* [Instruction]: Copy the following rows verbatim.

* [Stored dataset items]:

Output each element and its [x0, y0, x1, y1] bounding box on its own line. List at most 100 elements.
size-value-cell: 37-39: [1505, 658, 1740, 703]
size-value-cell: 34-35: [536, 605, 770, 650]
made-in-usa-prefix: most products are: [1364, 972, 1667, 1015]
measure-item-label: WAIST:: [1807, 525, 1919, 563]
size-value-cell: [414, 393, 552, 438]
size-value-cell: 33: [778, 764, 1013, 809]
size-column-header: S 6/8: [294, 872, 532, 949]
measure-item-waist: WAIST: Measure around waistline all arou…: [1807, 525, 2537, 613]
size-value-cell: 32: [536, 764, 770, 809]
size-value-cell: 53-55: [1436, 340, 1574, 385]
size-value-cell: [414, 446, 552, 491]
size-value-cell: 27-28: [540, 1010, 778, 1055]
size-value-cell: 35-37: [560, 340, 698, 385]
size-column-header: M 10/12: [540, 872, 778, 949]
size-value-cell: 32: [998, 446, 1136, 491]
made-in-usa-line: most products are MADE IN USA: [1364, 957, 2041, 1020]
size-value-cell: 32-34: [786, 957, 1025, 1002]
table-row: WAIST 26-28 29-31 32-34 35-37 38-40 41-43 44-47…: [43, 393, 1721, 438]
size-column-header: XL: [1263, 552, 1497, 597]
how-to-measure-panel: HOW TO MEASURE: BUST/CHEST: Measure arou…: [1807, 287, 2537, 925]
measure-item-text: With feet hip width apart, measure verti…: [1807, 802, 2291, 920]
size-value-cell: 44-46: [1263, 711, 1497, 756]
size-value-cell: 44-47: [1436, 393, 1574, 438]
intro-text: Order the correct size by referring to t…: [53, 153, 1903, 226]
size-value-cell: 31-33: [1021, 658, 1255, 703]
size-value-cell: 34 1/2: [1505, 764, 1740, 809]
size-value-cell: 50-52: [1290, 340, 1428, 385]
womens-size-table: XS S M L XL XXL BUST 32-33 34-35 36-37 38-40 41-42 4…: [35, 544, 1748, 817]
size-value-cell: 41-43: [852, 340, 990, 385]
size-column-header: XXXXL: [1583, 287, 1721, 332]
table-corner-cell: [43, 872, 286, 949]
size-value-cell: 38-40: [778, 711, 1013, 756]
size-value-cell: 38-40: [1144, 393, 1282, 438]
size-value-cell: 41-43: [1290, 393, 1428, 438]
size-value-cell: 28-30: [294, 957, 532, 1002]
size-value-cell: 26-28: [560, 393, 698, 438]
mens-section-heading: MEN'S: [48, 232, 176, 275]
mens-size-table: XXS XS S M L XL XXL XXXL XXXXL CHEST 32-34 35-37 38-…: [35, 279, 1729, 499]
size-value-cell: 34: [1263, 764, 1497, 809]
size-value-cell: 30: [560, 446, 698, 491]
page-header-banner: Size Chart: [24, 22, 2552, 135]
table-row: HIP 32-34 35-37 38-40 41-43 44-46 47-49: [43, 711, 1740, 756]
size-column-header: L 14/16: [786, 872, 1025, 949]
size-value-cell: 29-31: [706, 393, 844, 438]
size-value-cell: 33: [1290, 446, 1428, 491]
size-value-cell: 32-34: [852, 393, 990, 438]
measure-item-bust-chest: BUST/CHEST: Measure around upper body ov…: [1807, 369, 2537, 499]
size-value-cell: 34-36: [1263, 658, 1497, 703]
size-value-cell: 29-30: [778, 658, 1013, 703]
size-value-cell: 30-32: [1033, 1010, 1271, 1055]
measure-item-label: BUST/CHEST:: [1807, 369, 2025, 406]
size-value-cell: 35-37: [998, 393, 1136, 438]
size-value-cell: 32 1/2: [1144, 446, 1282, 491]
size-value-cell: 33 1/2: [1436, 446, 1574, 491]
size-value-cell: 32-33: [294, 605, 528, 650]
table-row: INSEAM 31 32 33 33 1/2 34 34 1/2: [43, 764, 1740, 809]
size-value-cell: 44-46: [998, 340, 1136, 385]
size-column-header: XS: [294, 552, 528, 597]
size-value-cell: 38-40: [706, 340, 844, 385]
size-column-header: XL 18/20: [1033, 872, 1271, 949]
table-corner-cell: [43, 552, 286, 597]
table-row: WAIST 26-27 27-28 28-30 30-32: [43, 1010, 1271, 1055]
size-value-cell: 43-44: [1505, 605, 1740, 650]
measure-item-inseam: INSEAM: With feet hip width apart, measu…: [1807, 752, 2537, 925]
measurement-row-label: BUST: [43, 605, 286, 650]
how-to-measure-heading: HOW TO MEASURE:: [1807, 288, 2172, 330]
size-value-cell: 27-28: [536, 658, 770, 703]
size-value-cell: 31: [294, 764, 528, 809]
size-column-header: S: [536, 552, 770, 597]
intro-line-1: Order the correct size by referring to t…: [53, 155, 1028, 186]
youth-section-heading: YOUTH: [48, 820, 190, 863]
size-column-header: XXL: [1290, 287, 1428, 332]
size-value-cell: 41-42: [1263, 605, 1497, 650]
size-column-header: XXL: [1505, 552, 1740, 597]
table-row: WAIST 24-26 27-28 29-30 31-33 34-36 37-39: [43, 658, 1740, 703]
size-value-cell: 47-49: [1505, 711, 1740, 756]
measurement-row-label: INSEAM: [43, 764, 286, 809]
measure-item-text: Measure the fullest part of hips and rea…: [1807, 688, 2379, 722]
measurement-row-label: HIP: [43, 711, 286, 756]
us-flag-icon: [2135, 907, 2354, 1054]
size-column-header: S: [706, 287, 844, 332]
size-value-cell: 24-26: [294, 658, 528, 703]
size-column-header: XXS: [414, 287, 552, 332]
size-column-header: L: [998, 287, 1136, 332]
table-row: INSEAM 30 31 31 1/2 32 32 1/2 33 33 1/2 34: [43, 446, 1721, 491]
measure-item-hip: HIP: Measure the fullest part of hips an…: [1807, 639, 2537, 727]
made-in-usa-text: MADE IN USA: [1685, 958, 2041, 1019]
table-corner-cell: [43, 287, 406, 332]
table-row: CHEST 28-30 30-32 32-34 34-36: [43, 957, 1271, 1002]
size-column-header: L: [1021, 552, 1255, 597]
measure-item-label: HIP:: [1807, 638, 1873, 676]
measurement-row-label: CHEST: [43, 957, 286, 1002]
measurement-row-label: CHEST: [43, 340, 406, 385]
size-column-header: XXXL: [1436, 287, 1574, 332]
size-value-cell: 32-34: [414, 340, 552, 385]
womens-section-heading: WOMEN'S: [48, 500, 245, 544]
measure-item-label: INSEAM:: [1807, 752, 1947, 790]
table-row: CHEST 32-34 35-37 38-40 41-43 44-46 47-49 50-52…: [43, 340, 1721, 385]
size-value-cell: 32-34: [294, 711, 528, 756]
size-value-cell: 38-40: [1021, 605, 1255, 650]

* [Reply]:
Output each element and its [x0, y0, x1, y1] bounding box on its own line. List at most 100 elements.
size-value-cell: 37-39: [1505, 658, 1740, 703]
size-value-cell: 34-35: [536, 605, 770, 650]
made-in-usa-prefix: most products are: [1364, 972, 1667, 1015]
measure-item-label: WAIST:: [1807, 525, 1919, 563]
size-value-cell: [414, 393, 552, 438]
size-value-cell: 33: [778, 764, 1013, 809]
size-column-header: S 6/8: [294, 872, 532, 949]
measure-item-waist: WAIST: Measure around waistline all arou…: [1807, 525, 2537, 613]
size-value-cell: 32: [536, 764, 770, 809]
size-value-cell: 53-55: [1436, 340, 1574, 385]
size-value-cell: [414, 446, 552, 491]
size-value-cell: 27-28: [540, 1010, 778, 1055]
size-value-cell: 35-37: [560, 340, 698, 385]
size-column-header: M 10/12: [540, 872, 778, 949]
size-value-cell: 32: [998, 446, 1136, 491]
made-in-usa-line: most products are MADE IN USA: [1364, 957, 2041, 1020]
size-value-cell: 32-34: [786, 957, 1025, 1002]
table-row: WAIST 26-28 29-31 32-34 35-37 38-40 41-43 44-47…: [43, 393, 1721, 438]
size-column-header: XL: [1263, 552, 1497, 597]
how-to-measure-panel: HOW TO MEASURE: BUST/CHEST: Measure arou…: [1807, 287, 2537, 925]
measure-item-text: With feet hip width apart, measure verti…: [1807, 802, 2291, 920]
size-value-cell: 44-46: [1263, 711, 1497, 756]
size-value-cell: 44-47: [1436, 393, 1574, 438]
intro-text: Order the correct size by referring to t…: [53, 153, 1903, 226]
size-value-cell: 31-33: [1021, 658, 1255, 703]
size-value-cell: 34 1/2: [1505, 764, 1740, 809]
size-value-cell: 50-52: [1290, 340, 1428, 385]
womens-size-table: XS S M L XL XXL BUST 32-33 34-35 36-37 38-40 41-42 4…: [35, 544, 1748, 817]
size-value-cell: 41-43: [852, 340, 990, 385]
size-column-header: XXXXL: [1583, 287, 1721, 332]
table-corner-cell: [43, 872, 286, 949]
size-value-cell: 38-40: [778, 711, 1013, 756]
size-value-cell: 38-40: [1144, 393, 1282, 438]
size-value-cell: 41-43: [1290, 393, 1428, 438]
size-value-cell: 28-30: [294, 957, 532, 1002]
size-value-cell: 26-28: [560, 393, 698, 438]
mens-section-heading: MEN'S: [48, 232, 176, 275]
mens-size-table: XXS XS S M L XL XXL XXXL XXXXL CHEST 32-34 35-37 38-…: [35, 279, 1729, 499]
size-value-cell: 34: [1263, 764, 1497, 809]
size-value-cell: 30: [560, 446, 698, 491]
page-header-banner: Size Chart: [24, 22, 2552, 135]
table-row: HIP 32-34 35-37 38-40 41-43 44-46 47-49: [43, 711, 1740, 756]
size-column-header: L 14/16: [786, 872, 1025, 949]
size-value-cell: 29-31: [706, 393, 844, 438]
size-value-cell: 33: [1290, 446, 1428, 491]
size-value-cell: 32-34: [852, 393, 990, 438]
measure-item-bust-chest: BUST/CHEST: Measure around upper body ov…: [1807, 369, 2537, 499]
size-value-cell: 34-36: [1263, 658, 1497, 703]
size-value-cell: 29-30: [778, 658, 1013, 703]
size-value-cell: 30-32: [1033, 1010, 1271, 1055]
measure-item-label: BUST/CHEST:: [1807, 369, 2025, 406]
size-value-cell: 35-37: [998, 393, 1136, 438]
size-value-cell: 32 1/2: [1144, 446, 1282, 491]
size-value-cell: 33 1/2: [1436, 446, 1574, 491]
size-value-cell: 32-33: [294, 605, 528, 650]
table-row: INSEAM 31 32 33 33 1/2 34 34 1/2: [43, 764, 1740, 809]
size-value-cell: 44-46: [998, 340, 1136, 385]
size-column-header: XS: [294, 552, 528, 597]
size-value-cell: 38-40: [706, 340, 844, 385]
size-column-header: XL 18/20: [1033, 872, 1271, 949]
table-corner-cell: [43, 552, 286, 597]
table-row: WAIST 26-27 27-28 28-30 30-32: [43, 1010, 1271, 1055]
size-value-cell: 43-44: [1505, 605, 1740, 650]
measure-item-inseam: INSEAM: With feet hip width apart, measu…: [1807, 752, 2537, 925]
measurement-row-label: BUST: [43, 605, 286, 650]
how-to-measure-heading: HOW TO MEASURE:: [1807, 288, 2172, 330]
size-value-cell: 27-28: [536, 658, 770, 703]
size-value-cell: 31: [294, 764, 528, 809]
size-column-header: S: [536, 552, 770, 597]
intro-line-1: Order the correct size by referring to t…: [53, 155, 1028, 186]
youth-section-heading: YOUTH: [48, 820, 190, 863]
size-column-header: XXL: [1290, 287, 1428, 332]
size-value-cell: 41-42: [1263, 605, 1497, 650]
size-column-header: XXL: [1505, 552, 1740, 597]
table-row: WAIST 24-26 27-28 29-30 31-33 34-36 37-39: [43, 658, 1740, 703]
size-value-cell: 47-49: [1505, 711, 1740, 756]
measurement-row-label: INSEAM: [43, 764, 286, 809]
measure-item-text: Measure the fullest part of hips and rea…: [1807, 688, 2379, 722]
measurement-row-label: HIP: [43, 711, 286, 756]
us-flag-icon: [2135, 907, 2354, 1054]
size-column-header: S: [706, 287, 844, 332]
size-value-cell: 24-26: [294, 658, 528, 703]
size-column-header: XXS: [414, 287, 552, 332]
size-column-header: L: [998, 287, 1136, 332]
table-row: INSEAM 30 31 31 1/2 32 32 1/2 33 33 1/2 34: [43, 446, 1721, 491]
measure-item-hip: HIP: Measure the fullest part of hips an…: [1807, 639, 2537, 727]
made-in-usa-text: MADE IN USA: [1685, 958, 2041, 1019]
table-corner-cell: [43, 287, 406, 332]
table-row: CHEST 28-30 30-32 32-34 34-36: [43, 957, 1271, 1002]
size-column-header: L: [1021, 552, 1255, 597]
measure-item-label: HIP:: [1807, 638, 1873, 676]
measurement-row-label: CHEST: [43, 957, 286, 1002]
measurement-row-label: CHEST: [43, 340, 406, 385]
size-column-header: XXXL: [1436, 287, 1574, 332]
size-value-cell: 32-34: [414, 340, 552, 385]
womens-section-heading: WOMEN'S: [48, 500, 245, 544]
measure-item-label: INSEAM:: [1807, 752, 1947, 790]
table-row: CHEST 32-34 35-37 38-40 41-43 44-46 47-49 50-52…: [43, 340, 1721, 385]
size-value-cell: 32-34: [294, 711, 528, 756]
size-value-cell: 38-40: [1021, 605, 1255, 650]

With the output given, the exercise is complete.